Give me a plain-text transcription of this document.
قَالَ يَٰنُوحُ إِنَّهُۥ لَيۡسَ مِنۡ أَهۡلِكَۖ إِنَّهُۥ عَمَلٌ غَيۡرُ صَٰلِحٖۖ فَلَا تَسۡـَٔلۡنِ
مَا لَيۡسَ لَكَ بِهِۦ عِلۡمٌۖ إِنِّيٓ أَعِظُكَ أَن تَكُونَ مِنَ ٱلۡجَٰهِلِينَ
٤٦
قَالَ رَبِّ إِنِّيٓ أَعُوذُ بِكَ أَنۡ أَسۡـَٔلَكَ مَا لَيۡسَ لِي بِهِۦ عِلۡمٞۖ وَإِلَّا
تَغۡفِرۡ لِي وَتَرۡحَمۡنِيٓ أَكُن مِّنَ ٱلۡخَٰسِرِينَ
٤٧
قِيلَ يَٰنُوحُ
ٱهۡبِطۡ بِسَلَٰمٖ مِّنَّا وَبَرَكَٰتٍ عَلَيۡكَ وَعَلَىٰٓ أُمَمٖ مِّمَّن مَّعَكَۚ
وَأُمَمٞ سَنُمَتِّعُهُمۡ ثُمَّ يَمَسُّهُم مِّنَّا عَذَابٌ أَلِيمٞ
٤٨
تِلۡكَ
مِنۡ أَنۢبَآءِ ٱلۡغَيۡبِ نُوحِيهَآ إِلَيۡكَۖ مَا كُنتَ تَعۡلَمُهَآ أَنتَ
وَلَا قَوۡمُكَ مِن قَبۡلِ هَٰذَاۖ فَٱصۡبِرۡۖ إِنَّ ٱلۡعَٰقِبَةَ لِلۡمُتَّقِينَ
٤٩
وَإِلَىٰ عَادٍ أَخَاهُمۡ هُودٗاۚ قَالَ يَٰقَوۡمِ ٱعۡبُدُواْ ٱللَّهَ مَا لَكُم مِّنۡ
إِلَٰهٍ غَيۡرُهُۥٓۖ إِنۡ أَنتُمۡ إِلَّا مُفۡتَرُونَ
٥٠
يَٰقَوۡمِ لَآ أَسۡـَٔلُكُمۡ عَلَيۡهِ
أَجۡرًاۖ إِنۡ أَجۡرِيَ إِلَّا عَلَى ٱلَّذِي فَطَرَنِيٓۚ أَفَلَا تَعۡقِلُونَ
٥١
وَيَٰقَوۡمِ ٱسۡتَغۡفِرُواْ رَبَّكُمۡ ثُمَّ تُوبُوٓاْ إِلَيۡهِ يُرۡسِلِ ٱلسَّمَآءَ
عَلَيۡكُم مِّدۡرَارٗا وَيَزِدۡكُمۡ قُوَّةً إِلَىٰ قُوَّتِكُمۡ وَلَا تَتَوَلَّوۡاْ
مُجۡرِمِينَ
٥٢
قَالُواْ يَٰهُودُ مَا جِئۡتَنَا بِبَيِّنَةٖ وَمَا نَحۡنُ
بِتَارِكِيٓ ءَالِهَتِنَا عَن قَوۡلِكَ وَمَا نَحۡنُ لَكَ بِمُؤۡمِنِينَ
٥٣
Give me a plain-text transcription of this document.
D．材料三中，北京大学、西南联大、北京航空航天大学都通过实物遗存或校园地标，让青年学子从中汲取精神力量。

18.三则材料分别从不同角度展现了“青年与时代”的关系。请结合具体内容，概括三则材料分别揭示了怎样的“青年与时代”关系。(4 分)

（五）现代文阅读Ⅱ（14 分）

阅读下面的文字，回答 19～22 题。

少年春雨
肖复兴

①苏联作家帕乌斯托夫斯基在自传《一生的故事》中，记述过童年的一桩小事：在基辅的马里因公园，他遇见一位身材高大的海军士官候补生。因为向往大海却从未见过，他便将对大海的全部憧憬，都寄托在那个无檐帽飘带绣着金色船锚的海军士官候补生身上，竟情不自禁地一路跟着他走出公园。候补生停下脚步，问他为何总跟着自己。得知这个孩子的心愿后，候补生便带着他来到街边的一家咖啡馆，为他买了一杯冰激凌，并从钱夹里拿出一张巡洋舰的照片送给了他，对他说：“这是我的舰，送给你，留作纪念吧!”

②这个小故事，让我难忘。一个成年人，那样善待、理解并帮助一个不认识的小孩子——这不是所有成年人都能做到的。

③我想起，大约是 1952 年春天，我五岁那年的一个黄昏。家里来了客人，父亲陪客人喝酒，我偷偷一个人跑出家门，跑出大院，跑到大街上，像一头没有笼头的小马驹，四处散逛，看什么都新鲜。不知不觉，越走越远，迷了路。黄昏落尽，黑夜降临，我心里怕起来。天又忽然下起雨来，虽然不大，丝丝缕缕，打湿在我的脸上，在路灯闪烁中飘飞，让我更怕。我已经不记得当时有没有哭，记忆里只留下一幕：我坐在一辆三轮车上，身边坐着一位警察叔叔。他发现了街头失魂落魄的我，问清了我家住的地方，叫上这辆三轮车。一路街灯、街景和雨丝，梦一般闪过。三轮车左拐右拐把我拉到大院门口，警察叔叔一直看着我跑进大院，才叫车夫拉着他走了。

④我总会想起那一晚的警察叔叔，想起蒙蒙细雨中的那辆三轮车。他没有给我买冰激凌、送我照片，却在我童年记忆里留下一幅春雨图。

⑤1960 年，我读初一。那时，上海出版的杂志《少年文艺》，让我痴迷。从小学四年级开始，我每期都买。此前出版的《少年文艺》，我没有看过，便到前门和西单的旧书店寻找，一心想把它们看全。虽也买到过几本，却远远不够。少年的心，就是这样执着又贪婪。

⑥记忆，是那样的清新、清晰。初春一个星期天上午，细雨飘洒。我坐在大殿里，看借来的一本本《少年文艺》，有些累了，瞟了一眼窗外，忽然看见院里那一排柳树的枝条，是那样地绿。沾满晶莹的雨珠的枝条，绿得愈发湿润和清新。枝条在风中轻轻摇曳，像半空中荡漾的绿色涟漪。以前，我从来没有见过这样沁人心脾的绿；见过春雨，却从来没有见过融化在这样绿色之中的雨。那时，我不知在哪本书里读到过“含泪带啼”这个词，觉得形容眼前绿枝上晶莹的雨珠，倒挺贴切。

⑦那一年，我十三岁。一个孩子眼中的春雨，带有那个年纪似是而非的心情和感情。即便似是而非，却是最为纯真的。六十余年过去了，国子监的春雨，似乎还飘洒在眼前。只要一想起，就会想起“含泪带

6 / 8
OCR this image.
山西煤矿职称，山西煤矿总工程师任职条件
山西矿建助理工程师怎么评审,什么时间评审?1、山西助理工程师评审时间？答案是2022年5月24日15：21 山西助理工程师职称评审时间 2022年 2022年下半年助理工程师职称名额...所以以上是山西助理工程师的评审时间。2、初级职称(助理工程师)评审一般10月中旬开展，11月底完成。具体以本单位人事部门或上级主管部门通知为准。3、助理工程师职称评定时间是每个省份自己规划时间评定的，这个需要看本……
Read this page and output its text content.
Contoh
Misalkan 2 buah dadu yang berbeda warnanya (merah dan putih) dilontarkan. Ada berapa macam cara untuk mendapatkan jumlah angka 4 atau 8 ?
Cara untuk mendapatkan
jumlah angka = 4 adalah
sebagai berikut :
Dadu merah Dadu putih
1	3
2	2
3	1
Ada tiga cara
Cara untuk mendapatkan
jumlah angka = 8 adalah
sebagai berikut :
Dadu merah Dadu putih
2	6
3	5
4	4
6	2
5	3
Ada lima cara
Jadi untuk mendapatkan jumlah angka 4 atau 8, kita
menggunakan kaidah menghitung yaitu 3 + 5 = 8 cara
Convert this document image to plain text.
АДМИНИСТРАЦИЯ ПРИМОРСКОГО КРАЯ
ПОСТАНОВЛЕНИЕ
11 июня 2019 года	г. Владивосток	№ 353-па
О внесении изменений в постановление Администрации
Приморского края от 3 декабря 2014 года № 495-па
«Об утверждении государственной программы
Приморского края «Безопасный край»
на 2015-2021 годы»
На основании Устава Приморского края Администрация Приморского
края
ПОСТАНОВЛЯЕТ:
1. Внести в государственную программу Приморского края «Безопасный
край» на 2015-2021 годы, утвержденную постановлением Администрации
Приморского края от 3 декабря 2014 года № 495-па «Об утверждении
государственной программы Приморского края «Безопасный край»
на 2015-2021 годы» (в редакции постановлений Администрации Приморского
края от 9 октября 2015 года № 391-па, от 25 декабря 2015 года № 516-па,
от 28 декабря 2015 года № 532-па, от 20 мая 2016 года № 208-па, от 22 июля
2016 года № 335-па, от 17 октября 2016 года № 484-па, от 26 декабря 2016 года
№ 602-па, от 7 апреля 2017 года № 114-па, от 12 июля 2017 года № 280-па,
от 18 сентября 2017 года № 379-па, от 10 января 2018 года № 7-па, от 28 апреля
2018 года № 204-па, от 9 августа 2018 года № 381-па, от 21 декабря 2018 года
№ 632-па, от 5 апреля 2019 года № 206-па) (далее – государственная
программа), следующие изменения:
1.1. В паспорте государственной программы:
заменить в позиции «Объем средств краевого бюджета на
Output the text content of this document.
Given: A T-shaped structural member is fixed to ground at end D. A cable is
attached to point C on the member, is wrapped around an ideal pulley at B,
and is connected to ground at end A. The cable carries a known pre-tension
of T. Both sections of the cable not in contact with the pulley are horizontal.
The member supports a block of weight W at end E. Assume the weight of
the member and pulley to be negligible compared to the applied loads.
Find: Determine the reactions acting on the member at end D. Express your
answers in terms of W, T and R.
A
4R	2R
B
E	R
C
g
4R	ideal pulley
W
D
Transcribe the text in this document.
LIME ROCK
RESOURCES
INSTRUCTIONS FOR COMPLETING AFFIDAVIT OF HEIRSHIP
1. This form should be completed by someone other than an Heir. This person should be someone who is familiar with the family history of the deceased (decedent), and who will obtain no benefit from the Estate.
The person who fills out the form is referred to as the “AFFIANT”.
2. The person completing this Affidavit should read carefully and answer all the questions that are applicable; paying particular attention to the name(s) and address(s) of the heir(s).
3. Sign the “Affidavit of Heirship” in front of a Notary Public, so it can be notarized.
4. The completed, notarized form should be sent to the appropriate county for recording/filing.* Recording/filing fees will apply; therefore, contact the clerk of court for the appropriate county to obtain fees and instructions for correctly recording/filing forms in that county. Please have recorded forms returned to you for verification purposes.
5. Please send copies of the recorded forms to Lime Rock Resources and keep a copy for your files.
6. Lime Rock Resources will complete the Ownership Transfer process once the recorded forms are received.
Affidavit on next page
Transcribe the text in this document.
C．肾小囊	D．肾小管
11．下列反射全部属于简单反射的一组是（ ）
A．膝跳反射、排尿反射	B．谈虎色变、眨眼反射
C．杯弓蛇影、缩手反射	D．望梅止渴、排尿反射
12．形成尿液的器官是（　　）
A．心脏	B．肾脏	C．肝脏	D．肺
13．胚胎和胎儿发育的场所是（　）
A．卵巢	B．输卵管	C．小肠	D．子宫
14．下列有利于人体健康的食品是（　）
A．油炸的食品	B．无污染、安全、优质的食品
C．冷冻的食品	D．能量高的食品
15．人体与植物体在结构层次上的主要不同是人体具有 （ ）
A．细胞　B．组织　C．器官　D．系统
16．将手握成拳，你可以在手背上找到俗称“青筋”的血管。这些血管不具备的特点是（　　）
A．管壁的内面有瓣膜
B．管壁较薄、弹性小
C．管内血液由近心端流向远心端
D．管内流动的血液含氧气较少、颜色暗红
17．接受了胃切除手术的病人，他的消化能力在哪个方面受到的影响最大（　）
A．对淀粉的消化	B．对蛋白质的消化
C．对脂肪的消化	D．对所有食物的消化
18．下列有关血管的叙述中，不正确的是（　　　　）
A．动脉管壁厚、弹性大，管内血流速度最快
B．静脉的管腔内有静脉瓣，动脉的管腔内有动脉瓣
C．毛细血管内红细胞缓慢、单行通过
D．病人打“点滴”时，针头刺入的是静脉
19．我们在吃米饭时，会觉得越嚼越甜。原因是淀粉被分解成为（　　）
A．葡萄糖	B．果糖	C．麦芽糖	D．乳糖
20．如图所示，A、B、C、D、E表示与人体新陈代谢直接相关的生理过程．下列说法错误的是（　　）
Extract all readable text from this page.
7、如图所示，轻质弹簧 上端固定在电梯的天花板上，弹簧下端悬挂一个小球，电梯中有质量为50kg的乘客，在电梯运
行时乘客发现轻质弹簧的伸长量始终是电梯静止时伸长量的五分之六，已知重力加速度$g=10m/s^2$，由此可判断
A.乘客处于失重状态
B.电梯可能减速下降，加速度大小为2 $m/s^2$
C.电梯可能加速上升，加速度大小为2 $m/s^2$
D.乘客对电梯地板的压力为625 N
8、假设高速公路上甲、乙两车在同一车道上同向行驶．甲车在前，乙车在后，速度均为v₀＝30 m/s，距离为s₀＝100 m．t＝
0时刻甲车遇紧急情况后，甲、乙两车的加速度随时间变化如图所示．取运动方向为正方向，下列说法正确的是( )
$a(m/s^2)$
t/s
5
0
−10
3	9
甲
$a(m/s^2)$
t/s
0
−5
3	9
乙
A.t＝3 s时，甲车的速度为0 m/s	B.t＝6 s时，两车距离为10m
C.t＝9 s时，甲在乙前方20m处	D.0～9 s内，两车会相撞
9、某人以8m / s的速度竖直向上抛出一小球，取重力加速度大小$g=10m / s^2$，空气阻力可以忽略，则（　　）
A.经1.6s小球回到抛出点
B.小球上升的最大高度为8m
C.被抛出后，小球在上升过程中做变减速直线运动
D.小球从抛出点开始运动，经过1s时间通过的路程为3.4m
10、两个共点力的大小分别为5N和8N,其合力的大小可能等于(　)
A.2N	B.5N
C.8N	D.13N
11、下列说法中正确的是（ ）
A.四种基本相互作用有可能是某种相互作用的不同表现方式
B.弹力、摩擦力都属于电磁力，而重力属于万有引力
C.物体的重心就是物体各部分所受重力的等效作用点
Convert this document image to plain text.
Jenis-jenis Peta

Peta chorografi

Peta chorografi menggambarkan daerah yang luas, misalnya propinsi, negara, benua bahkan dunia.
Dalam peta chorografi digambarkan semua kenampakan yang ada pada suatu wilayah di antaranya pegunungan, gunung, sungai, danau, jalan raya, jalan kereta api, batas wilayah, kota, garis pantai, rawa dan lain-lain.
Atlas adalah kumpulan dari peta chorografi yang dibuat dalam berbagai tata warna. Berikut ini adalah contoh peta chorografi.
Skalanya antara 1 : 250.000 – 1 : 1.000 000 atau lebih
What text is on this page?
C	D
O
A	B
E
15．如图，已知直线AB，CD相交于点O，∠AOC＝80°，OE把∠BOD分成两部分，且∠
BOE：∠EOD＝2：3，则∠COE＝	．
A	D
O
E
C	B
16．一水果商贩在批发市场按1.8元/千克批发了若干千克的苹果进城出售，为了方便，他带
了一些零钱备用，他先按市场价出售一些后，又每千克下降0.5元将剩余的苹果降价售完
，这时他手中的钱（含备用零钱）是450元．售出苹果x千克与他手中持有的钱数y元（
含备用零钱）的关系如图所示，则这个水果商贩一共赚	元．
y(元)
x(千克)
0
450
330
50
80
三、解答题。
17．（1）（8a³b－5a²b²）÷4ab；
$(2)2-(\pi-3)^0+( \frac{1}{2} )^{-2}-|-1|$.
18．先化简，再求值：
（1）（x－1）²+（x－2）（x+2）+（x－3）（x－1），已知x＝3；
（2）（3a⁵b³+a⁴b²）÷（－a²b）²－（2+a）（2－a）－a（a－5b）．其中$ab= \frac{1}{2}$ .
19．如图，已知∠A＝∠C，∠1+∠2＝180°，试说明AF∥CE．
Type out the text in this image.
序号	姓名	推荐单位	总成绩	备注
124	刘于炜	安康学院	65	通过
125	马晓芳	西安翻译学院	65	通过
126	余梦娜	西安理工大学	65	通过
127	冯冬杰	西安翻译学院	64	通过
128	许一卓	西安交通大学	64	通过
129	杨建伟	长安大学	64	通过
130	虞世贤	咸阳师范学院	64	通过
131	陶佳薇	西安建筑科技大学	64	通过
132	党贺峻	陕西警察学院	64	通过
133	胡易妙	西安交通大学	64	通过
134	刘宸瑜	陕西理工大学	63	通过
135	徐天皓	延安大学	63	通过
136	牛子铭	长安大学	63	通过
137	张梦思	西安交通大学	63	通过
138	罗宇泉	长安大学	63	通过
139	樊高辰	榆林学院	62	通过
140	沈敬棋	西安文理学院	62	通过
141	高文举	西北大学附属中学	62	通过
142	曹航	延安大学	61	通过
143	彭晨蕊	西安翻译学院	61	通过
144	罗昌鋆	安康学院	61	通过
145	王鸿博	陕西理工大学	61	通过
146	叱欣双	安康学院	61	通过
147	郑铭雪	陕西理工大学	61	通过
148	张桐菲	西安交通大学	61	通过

Problem.
Word for word, quote the lines from the line containing "What text is on this page?" through the end of the material, both included, and nothing else.

Solution to this exercise.
What text is on this page?
C	D
O
A	B
E
15．如图，已知直线AB，CD相交于点O，∠AOC＝80°，OE把∠BOD分成两部分，且∠
BOE：∠EOD＝2：3，则∠COE＝	．
A	D
O
E
C	B
16．一水果商贩在批发市场按1.8元/千克批发了若干千克的苹果进城出售，为了方便，他带
了一些零钱备用，他先按市场价出售一些后，又每千克下降0.5元将剩余的苹果降价售完
，这时他手中的钱（含备用零钱）是450元．售出苹果x千克与他手中持有的钱数y元（
含备用零钱）的关系如图所示，则这个水果商贩一共赚	元．
y(元)
x(千克)
0
450
330
50
80
三、解答题。
17．（1）（8a³b－5a²b²）÷4ab；
$(2)2-(\pi-3)^0+( \frac{1}{2} )^{-2}-|-1|$.
18．先化简，再求值：
（1）（x－1）²+（x－2）（x+2）+（x－3）（x－1），已知x＝3；
（2）（3a⁵b³+a⁴b²）÷（－a²b）²－（2+a）（2－a）－a（a－5b）．其中$ab= \frac{1}{2}$ .
19．如图，已知∠A＝∠C，∠1+∠2＝180°，试说明AF∥CE．
Type out the text in this image.
序号	姓名	推荐单位	总成绩	备注
124	刘于炜	安康学院	65	通过
125	马晓芳	西安翻译学院	65	通过
126	余梦娜	西安理工大学	65	通过
127	冯冬杰	西安翻译学院	64	通过
128	许一卓	西安交通大学	64	通过
129	杨建伟	长安大学	64	通过
130	虞世贤	咸阳师范学院	64	通过
131	陶佳薇	西安建筑科技大学	64	通过
132	党贺峻	陕西警察学院	64	通过
133	胡易妙	西安交通大学	64	通过
134	刘宸瑜	陕西理工大学	63	通过
135	徐天皓	延安大学	63	通过
136	牛子铭	长安大学	63	通过
137	张梦思	西安交通大学	63	通过
138	罗宇泉	长安大学	63	通过
139	樊高辰	榆林学院	62	通过
140	沈敬棋	西安文理学院	62	通过
141	高文举	西北大学附属中学	62	通过
142	曹航	延安大学	61	通过
143	彭晨蕊	西安翻译学院	61	通过
144	罗昌鋆	安康学院	61	通过
145	王鸿博	陕西理工大学	61	通过
146	叱欣双	安康学院	61	通过
147	郑铭雪	陕西理工大学	61	通过
148	张桐菲	西安交通大学	61	通过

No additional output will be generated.